(SUPPLIED MATERIAL Opens)
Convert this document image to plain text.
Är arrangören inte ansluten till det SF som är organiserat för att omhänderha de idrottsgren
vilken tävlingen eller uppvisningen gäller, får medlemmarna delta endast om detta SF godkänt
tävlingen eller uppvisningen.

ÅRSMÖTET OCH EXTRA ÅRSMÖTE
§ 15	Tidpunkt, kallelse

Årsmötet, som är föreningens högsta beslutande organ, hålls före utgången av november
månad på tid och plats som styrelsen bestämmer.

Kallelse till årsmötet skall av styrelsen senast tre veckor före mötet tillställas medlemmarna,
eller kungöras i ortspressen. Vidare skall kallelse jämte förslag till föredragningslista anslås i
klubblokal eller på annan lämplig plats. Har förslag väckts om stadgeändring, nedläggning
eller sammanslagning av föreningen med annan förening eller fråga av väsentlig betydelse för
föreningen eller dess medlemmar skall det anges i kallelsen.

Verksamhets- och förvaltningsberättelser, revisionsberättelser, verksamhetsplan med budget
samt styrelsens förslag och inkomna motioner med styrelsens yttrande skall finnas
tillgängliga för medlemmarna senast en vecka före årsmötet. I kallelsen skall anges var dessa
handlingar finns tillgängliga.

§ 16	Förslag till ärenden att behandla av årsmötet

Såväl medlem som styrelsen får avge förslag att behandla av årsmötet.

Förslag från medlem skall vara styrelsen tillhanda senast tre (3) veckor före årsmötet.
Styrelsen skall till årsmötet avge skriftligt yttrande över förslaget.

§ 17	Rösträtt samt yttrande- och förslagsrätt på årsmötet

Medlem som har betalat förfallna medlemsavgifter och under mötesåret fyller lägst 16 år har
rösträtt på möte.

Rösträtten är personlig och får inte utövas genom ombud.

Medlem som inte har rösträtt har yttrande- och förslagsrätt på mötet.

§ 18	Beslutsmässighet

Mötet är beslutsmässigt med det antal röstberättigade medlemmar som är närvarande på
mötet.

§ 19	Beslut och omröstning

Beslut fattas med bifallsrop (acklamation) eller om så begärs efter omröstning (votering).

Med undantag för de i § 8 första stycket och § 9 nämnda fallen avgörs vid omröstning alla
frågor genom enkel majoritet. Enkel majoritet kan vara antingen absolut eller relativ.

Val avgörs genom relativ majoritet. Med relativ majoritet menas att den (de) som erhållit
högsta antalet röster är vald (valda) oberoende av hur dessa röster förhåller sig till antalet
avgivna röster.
(SUPPLIED MATERIAL Closes)
▸ **TASK REQUIREMENTS**
Search the entries for the string "högsta" and copy each line where it occurs.

▸ **RESULT**
Årsmötet, som är föreningens högsta beslutande organ, hålls före utgången av november
högsta antalet röster är vald (valda) oberoende av hur dessa röster förhåller sig till antalet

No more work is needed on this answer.